== Record set ==
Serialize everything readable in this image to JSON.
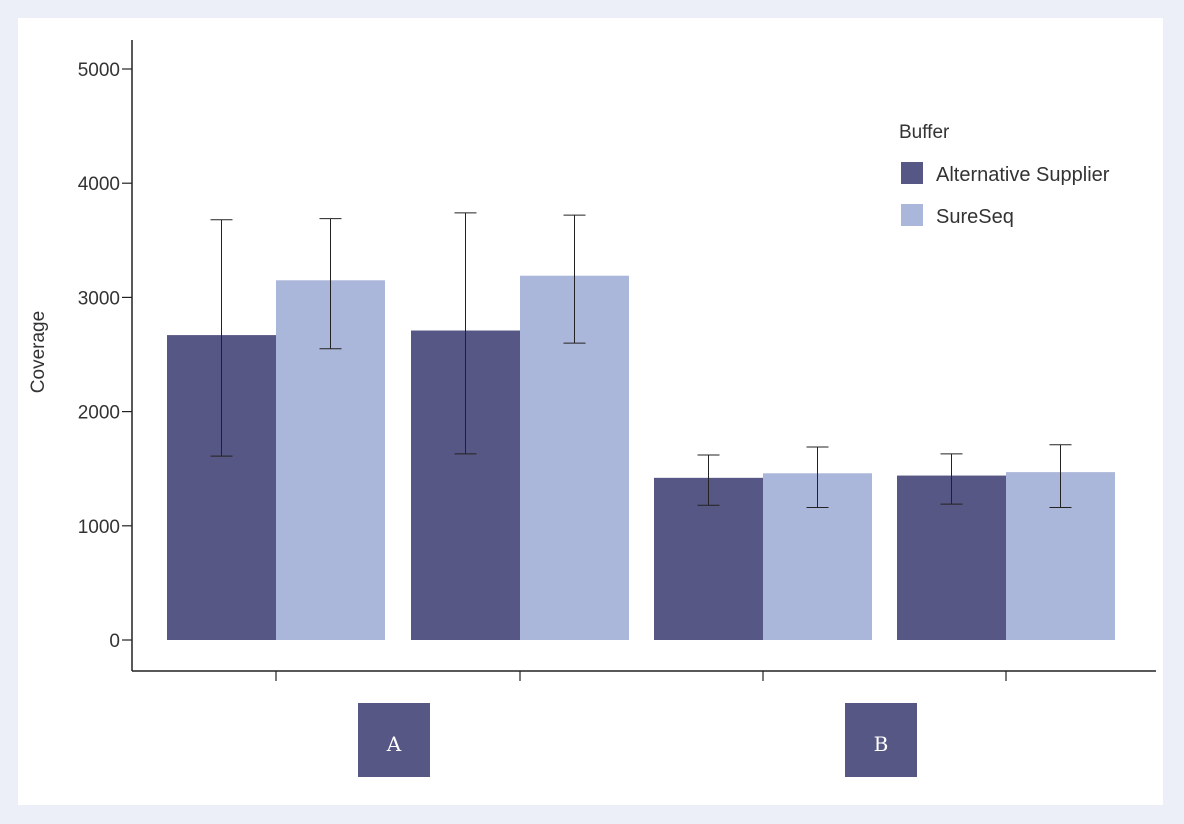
{
  "chart_data": {
    "type": "bar",
    "ylabel": "Coverage",
    "xlabel": "",
    "ylim": [
      0,
      5000
    ],
    "yticks": [
      0,
      1000,
      2000,
      3000,
      4000,
      5000
    ],
    "grid": false,
    "groups": [
      {
        "label": "A"
      },
      {
        "label": "B"
      }
    ],
    "categories": [
      "",
      "",
      "",
      ""
    ],
    "legend": {
      "title": "Buffer",
      "position": "top-right"
    },
    "series": [
      {
        "name": "Alternative Supplier",
        "color": "#575785",
        "values": [
          2670,
          2710,
          1420,
          1440
        ],
        "err_low": [
          1610,
          1630,
          1180,
          1190
        ],
        "err_high": [
          3680,
          3740,
          1620,
          1630
        ]
      },
      {
        "name": "SureSeq",
        "color": "#abb7da",
        "values": [
          3150,
          3190,
          1460,
          1470
        ],
        "err_low": [
          2550,
          2600,
          1160,
          1160
        ],
        "err_high": [
          3690,
          3720,
          1690,
          1710
        ]
      }
    ]
  }
}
===
• [Stated problem]: Repeat the listing in full and exactly. Leave any pictures out.

• [Exercise answer]:
Serialize everything readable in this image to JSON.
{
  "chart_data": {
    "type": "bar",
    "ylabel": "Coverage",
    "xlabel": "",
    "ylim": [
      0,
      5000
    ],
    "yticks": [
      0,
      1000,
      2000,
      3000,
      4000,
      5000
    ],
    "grid": false,
    "groups": [
      {
        "label": "A"
      },
      {
        "label": "B"
      }
    ],
    "categories": [
      "",
      "",
      "",
      ""
    ],
    "legend": {
      "title": "Buffer",
      "position": "top-right"
    },
    "series": [
      {
        "name": "Alternative Supplier",
        "color": "#575785",
        "values": [
          2670,
          2710,
          1420,
          1440
        ],
        "err_low": [
          1610,
          1630,
          1180,
          1190
        ],
        "err_high": [
          3680,
          3740,
          1620,
          1630
        ]
      },
      {
        "name": "SureSeq",
        "color": "#abb7da",
        "values": [
          3150,
          3190,
          1460,
          1470
        ],
        "err_low": [
          2550,
          2600,
          1160,
          1160
        ],
        "err_high": [
          3690,
          3720,
          1690,
          1710
        ]
      }
    ]
  }
}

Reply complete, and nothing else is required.